Records from a data collection:
____

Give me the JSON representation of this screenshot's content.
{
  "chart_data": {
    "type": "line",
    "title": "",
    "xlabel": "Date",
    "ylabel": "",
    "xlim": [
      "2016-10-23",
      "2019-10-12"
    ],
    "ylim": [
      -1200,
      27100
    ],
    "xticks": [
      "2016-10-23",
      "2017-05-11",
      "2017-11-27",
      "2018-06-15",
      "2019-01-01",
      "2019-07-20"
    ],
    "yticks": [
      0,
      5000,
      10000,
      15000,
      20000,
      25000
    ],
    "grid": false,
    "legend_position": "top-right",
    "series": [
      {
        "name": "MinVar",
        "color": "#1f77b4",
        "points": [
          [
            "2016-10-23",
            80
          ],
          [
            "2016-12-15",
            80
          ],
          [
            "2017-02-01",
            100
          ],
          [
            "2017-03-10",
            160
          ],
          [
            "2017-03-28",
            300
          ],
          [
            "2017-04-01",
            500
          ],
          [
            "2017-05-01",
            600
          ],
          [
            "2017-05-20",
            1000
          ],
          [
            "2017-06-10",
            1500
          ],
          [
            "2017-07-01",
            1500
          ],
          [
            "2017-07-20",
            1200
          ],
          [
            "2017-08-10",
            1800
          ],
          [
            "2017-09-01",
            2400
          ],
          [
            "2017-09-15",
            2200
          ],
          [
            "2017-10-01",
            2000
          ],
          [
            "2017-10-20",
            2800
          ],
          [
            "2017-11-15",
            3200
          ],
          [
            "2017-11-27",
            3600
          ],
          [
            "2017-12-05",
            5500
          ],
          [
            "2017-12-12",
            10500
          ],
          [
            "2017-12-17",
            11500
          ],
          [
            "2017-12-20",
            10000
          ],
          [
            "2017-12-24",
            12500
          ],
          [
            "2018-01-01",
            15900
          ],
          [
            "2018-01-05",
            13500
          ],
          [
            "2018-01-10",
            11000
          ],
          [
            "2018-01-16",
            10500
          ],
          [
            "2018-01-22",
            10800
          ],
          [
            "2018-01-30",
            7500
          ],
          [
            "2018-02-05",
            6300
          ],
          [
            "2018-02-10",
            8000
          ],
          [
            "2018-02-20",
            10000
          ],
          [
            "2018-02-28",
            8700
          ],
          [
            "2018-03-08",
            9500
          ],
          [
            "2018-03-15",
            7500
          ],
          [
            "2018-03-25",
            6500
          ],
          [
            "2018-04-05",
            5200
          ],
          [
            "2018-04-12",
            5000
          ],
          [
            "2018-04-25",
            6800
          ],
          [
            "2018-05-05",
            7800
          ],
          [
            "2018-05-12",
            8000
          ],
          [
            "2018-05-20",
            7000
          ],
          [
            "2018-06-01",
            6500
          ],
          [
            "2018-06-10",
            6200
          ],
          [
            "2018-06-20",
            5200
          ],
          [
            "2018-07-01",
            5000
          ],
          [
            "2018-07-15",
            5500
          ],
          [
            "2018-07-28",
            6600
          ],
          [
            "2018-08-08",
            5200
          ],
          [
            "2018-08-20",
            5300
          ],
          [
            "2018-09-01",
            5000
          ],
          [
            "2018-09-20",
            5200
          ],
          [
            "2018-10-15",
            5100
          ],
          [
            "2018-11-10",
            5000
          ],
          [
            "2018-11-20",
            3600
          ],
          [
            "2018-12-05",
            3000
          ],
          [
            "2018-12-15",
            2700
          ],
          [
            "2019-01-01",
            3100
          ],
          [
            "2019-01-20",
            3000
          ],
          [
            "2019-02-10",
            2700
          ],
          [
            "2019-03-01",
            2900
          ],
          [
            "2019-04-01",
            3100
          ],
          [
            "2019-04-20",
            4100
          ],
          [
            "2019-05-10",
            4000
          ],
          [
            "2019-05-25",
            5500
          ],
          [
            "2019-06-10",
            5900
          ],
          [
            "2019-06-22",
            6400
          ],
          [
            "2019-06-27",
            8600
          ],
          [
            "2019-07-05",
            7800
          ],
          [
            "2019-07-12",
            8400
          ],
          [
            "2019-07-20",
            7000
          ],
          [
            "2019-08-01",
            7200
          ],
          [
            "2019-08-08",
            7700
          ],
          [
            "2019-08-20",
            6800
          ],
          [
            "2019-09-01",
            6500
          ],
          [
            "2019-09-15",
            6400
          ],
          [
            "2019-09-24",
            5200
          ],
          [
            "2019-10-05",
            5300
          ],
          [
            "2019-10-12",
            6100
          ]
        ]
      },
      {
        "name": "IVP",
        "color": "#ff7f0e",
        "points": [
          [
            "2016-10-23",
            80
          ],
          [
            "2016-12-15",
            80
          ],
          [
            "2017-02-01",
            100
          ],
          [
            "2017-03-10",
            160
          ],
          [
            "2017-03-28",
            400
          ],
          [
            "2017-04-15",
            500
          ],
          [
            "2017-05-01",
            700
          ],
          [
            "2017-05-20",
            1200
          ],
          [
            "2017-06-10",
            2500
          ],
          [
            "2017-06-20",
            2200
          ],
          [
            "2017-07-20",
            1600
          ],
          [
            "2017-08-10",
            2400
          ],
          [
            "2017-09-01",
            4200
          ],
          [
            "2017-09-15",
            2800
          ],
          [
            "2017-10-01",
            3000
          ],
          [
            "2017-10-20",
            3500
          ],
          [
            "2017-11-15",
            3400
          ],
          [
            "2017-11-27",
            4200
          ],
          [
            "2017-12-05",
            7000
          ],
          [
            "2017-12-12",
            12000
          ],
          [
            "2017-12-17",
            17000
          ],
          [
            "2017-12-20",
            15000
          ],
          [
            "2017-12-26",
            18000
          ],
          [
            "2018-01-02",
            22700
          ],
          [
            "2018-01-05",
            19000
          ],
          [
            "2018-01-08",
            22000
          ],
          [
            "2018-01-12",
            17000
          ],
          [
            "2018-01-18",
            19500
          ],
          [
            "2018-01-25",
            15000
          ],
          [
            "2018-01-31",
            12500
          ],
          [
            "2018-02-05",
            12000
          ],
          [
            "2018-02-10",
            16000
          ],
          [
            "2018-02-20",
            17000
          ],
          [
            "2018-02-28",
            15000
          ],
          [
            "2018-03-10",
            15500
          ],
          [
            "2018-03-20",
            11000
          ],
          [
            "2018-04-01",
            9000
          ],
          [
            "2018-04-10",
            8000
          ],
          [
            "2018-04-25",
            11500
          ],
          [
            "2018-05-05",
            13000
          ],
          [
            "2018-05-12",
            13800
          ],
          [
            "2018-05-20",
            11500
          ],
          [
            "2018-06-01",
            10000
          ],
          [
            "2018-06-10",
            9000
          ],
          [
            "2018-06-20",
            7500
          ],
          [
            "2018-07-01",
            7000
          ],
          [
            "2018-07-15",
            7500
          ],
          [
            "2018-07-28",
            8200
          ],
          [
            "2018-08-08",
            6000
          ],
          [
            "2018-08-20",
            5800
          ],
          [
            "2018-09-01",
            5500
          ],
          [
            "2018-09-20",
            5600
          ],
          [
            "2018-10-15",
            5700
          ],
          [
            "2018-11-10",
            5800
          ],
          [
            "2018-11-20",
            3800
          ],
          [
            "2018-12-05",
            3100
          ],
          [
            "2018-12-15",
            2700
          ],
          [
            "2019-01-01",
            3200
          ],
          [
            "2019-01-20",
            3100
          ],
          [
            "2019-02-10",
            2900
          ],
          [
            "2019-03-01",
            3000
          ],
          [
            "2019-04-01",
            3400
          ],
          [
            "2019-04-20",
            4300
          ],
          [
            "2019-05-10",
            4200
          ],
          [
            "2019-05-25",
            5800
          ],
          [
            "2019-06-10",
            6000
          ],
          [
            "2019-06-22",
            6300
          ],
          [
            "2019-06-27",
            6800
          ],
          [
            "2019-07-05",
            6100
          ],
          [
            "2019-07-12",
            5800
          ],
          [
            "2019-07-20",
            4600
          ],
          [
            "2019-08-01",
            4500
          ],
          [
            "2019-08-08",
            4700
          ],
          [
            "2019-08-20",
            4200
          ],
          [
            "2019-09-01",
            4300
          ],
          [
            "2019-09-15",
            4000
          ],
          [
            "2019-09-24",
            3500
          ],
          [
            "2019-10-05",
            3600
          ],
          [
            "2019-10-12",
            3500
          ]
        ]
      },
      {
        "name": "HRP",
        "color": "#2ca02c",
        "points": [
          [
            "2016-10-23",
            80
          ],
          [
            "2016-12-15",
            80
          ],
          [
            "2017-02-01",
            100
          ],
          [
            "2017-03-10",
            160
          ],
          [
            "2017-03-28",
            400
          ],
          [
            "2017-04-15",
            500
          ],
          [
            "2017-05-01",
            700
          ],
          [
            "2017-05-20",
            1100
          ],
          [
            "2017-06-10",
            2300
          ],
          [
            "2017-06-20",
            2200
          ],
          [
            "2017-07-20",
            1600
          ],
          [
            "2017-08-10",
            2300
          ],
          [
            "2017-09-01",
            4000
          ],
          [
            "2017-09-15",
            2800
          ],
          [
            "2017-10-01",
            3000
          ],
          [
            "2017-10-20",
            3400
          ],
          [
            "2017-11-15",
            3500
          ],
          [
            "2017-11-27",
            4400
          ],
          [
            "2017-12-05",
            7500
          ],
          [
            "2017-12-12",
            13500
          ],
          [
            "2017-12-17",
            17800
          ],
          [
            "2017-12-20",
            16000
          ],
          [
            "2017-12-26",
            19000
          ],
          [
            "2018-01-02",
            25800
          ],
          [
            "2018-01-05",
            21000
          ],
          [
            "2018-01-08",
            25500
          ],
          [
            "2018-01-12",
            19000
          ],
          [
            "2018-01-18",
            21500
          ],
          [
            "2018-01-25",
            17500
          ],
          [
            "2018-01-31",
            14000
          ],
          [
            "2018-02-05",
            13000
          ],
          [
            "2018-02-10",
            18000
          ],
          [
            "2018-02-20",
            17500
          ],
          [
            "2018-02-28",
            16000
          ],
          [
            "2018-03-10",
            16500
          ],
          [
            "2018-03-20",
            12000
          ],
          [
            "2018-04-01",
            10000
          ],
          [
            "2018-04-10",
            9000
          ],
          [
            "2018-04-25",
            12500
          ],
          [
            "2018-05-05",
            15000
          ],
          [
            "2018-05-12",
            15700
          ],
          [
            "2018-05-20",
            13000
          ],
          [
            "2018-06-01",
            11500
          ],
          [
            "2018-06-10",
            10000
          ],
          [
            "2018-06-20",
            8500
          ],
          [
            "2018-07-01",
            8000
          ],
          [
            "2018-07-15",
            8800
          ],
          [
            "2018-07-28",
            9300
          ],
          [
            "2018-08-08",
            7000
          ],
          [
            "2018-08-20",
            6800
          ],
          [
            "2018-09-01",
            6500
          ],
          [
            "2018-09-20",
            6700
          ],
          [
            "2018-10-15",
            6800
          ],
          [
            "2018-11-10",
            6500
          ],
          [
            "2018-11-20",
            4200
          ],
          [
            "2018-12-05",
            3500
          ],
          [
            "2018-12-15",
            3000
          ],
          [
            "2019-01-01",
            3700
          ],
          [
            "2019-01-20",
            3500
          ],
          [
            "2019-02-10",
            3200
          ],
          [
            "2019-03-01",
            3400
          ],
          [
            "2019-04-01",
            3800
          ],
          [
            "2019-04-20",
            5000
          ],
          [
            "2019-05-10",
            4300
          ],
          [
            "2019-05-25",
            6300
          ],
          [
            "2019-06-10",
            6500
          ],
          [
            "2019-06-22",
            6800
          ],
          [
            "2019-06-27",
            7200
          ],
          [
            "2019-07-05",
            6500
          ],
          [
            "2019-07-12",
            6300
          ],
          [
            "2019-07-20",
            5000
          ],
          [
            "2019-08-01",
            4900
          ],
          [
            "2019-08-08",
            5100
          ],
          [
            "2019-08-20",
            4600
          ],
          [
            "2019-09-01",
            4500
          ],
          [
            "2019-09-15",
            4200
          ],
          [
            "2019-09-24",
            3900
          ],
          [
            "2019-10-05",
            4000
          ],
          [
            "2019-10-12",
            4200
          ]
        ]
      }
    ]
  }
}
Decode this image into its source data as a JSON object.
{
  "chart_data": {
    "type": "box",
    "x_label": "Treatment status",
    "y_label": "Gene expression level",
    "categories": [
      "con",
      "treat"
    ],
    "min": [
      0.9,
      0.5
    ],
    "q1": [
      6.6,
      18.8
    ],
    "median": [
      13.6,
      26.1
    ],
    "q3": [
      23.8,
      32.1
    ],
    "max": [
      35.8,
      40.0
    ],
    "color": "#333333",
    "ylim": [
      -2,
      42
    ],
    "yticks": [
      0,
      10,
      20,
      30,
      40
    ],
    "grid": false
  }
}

____

◆ **WHAT YOU SHOULD DO**
In the listing above, locate each line with "this" and copy it.

◆ **TASK RESULT**
Give me the JSON representation of this screenshot's content.
Decode this image into its source data as a JSON object.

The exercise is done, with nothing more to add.